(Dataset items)
■ ■ ■

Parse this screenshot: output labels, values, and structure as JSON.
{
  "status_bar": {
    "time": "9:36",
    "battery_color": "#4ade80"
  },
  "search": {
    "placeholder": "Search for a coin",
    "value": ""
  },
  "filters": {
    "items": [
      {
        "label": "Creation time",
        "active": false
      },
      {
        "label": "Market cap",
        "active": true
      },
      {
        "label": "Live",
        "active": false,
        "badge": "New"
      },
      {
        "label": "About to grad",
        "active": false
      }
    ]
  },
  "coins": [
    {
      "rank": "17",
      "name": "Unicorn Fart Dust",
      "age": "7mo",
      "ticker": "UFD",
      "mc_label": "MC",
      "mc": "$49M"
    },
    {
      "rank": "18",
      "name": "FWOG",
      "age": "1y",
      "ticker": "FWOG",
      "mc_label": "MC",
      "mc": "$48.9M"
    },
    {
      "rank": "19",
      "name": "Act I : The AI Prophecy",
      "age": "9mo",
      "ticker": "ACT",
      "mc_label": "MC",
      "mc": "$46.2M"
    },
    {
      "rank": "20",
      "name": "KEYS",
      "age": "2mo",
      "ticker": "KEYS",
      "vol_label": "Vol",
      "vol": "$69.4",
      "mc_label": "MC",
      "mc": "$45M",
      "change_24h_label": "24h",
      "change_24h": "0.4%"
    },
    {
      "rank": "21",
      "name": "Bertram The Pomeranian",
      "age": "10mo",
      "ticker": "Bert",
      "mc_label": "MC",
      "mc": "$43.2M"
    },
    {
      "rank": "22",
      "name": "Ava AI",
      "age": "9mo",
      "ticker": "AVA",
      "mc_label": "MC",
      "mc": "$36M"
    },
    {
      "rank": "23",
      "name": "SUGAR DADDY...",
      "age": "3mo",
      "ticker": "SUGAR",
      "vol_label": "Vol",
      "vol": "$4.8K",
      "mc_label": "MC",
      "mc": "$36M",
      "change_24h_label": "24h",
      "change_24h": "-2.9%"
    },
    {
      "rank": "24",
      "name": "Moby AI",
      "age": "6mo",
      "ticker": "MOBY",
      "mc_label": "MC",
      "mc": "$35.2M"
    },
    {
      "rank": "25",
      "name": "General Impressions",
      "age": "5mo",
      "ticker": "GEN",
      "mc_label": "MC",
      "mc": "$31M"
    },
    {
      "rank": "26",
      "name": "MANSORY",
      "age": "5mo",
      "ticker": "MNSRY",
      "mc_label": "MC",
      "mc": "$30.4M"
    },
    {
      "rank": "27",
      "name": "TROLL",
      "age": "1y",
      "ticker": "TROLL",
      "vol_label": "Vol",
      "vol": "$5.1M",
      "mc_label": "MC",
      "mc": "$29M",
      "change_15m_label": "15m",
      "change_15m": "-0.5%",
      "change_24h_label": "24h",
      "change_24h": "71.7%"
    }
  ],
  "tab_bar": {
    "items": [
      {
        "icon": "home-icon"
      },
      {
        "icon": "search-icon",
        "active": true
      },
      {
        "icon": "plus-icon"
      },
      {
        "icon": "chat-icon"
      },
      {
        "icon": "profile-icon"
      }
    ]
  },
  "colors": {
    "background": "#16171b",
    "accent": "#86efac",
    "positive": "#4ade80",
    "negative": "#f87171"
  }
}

■ ■ ■

▶ Task objective
Above are the records; retype every one exactly.

▶ In response
Parse this screenshot: output labels, values, and structure as JSON.
{
  "status_bar": {
    "time": "9:36",
    "battery_color": "#4ade80"
  },
  "search": {
    "placeholder": "Search for a coin",
    "value": ""
  },
  "filters": {
    "items": [
      {
        "label": "Creation time",
        "active": false
      },
      {
        "label": "Market cap",
        "active": true
      },
      {
        "label": "Live",
        "active": false,
        "badge": "New"
      },
      {
        "label": "About to grad",
        "active": false
      }
    ]
  },
  "coins": [
    {
      "rank": "17",
      "name": "Unicorn Fart Dust",
      "age": "7mo",
      "ticker": "UFD",
      "mc_label": "MC",
      "mc": "$49M"
    },
    {
      "rank": "18",
      "name": "FWOG",
      "age": "1y",
      "ticker": "FWOG",
      "mc_label": "MC",
      "mc": "$48.9M"
    },
    {
      "rank": "19",
      "name": "Act I : The AI Prophecy",
      "age": "9mo",
      "ticker": "ACT",
      "mc_label": "MC",
      "mc": "$46.2M"
    },
    {
      "rank": "20",
      "name": "KEYS",
      "age": "2mo",
      "ticker": "KEYS",
      "vol_label": "Vol",
      "vol": "$69.4",
      "mc_label": "MC",
      "mc": "$45M",
      "change_24h_label": "24h",
      "change_24h": "0.4%"
    },
    {
      "rank": "21",
      "name": "Bertram The Pomeranian",
      "age": "10mo",
      "ticker": "Bert",
      "mc_label": "MC",
      "mc": "$43.2M"
    },
    {
      "rank": "22",
      "name": "Ava AI",
      "age": "9mo",
      "ticker": "AVA",
      "mc_label": "MC",
      "mc": "$36M"
    },
    {
      "rank": "23",
      "name": "SUGAR DADDY...",
      "age": "3mo",
      "ticker": "SUGAR",
      "vol_label": "Vol",
      "vol": "$4.8K",
      "mc_label": "MC",
      "mc": "$36M",
      "change_24h_label": "24h",
      "change_24h": "-2.9%"
    },
    {
      "rank": "24",
      "name": "Moby AI",
      "age": "6mo",
      "ticker": "MOBY",
      "mc_label": "MC",
      "mc": "$35.2M"
    },
    {
      "rank": "25",
      "name": "General Impressions",
      "age": "5mo",
      "ticker": "GEN",
      "mc_label": "MC",
      "mc": "$31M"
    },
    {
      "rank": "26",
      "name": "MANSORY",
      "age": "5mo",
      "ticker": "MNSRY",
      "mc_label": "MC",
      "mc": "$30.4M"
    },
    {
      "rank": "27",
      "name": "TROLL",
      "age": "1y",
      "ticker": "TROLL",
      "vol_label": "Vol",
      "vol": "$5.1M",
      "mc_label": "MC",
      "mc": "$29M",
      "change_15m_label": "15m",
      "change_15m": "-0.5%",
      "change_24h_label": "24h",
      "change_24h": "71.7%"
    }
  ],
  "tab_bar": {
    "items": [
      {
        "icon": "home-icon"
      },
      {
        "icon": "search-icon",
        "active": true
      },
      {
        "icon": "plus-icon"
      },
      {
        "icon": "chat-icon"
      },
      {
        "icon": "profile-icon"
      }
    ]
  },
  "colors": {
    "background": "#16171b",
    "accent": "#86efac",
    "positive": "#4ade80",
    "negative": "#f87171"
  }
}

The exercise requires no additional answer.